Among the lines below, count those containing the word "representation". Give the number only.

(Saved data entries)
━━━━━━━━━━

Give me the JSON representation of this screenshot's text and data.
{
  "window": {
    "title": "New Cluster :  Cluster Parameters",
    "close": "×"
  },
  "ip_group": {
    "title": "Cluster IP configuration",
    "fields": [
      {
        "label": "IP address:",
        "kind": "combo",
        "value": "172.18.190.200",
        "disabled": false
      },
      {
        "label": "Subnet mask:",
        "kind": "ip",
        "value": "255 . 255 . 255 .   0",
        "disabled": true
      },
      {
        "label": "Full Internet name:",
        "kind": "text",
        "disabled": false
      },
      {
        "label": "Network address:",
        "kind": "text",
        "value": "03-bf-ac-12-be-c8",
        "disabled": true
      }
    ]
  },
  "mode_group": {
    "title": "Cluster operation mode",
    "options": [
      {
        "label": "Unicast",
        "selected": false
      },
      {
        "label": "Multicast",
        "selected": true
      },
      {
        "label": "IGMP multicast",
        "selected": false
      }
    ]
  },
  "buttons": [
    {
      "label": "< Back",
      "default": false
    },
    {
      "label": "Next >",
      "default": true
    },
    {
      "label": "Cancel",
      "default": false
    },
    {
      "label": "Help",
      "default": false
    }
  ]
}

━━━━━━━━━━

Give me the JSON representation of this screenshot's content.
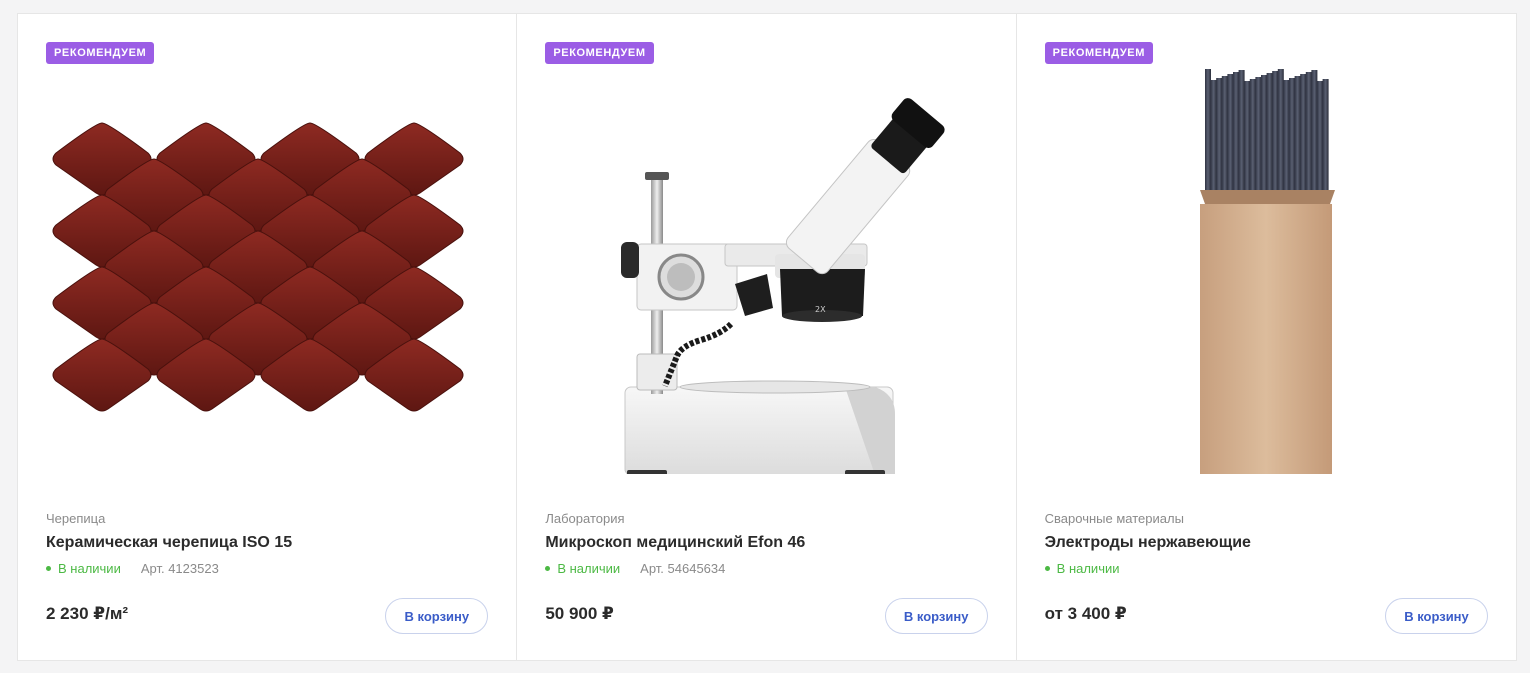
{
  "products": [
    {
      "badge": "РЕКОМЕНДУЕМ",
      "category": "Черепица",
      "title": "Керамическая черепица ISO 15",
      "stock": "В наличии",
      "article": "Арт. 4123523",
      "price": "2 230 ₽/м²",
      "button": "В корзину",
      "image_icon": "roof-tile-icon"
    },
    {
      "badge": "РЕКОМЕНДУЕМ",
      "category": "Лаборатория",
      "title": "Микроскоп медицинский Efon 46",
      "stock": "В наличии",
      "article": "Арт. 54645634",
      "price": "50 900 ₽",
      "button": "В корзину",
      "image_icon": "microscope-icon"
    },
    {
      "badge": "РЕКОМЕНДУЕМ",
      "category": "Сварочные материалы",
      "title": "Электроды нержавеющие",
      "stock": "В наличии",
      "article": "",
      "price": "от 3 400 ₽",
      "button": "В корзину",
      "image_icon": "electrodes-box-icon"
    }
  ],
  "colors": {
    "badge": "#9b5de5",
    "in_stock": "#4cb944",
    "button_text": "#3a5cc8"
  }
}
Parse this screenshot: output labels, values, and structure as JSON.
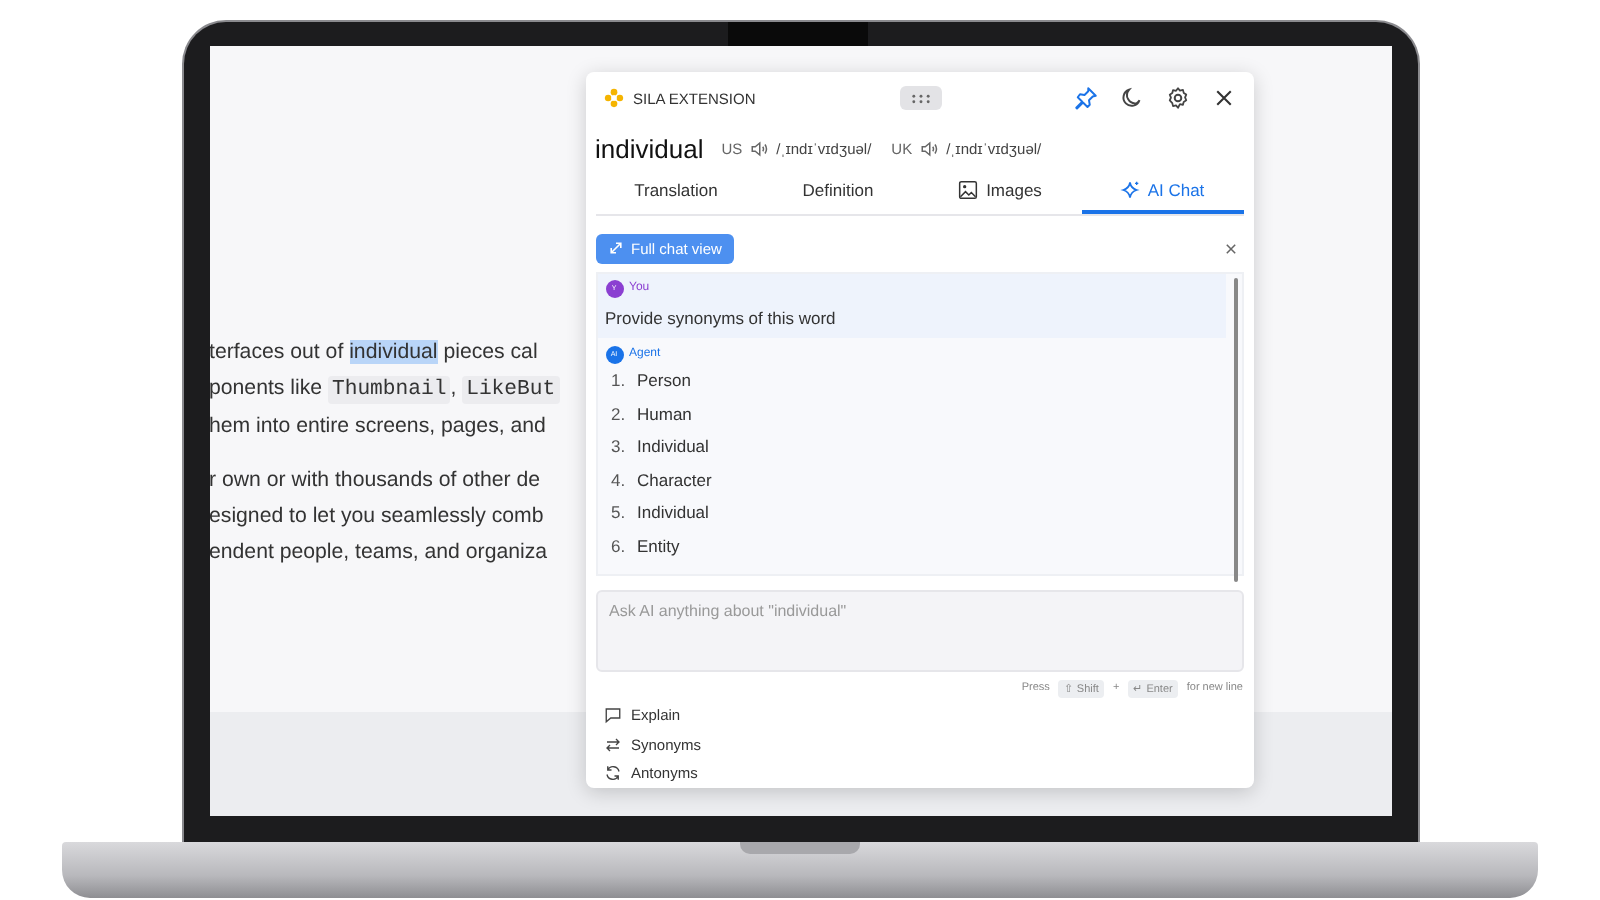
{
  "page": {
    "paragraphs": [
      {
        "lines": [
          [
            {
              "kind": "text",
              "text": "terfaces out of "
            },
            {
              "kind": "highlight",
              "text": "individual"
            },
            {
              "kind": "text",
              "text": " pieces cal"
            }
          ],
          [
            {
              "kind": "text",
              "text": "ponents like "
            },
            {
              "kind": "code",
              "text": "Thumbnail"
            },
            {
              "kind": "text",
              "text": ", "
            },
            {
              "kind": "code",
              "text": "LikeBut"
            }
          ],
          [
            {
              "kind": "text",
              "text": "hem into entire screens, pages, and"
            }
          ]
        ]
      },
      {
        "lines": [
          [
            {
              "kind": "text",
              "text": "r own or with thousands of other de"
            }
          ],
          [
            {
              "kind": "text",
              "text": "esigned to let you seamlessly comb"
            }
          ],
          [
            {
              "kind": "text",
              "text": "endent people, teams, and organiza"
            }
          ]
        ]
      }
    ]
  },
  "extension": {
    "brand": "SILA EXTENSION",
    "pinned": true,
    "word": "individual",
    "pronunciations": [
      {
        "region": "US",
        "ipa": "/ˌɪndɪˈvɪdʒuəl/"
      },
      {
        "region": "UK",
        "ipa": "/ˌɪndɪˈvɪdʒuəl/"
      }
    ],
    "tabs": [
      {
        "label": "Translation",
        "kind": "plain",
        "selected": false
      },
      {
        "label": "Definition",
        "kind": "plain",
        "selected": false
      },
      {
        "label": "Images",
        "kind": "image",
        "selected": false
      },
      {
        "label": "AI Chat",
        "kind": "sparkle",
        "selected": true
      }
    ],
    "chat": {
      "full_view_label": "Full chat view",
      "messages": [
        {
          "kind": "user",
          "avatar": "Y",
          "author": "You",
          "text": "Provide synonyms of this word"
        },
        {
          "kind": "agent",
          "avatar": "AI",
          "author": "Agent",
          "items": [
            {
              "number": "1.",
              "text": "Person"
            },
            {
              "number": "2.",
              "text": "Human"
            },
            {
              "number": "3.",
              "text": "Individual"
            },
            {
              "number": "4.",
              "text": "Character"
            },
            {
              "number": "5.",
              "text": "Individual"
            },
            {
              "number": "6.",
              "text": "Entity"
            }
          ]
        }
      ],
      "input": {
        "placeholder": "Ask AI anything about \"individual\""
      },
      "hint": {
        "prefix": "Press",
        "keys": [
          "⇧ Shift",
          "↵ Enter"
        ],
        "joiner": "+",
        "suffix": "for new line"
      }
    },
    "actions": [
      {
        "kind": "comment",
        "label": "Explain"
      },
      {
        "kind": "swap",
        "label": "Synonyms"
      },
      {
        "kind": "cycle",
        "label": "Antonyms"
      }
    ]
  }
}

━━━━━━━━━━

◆ FULL OUTPUT
2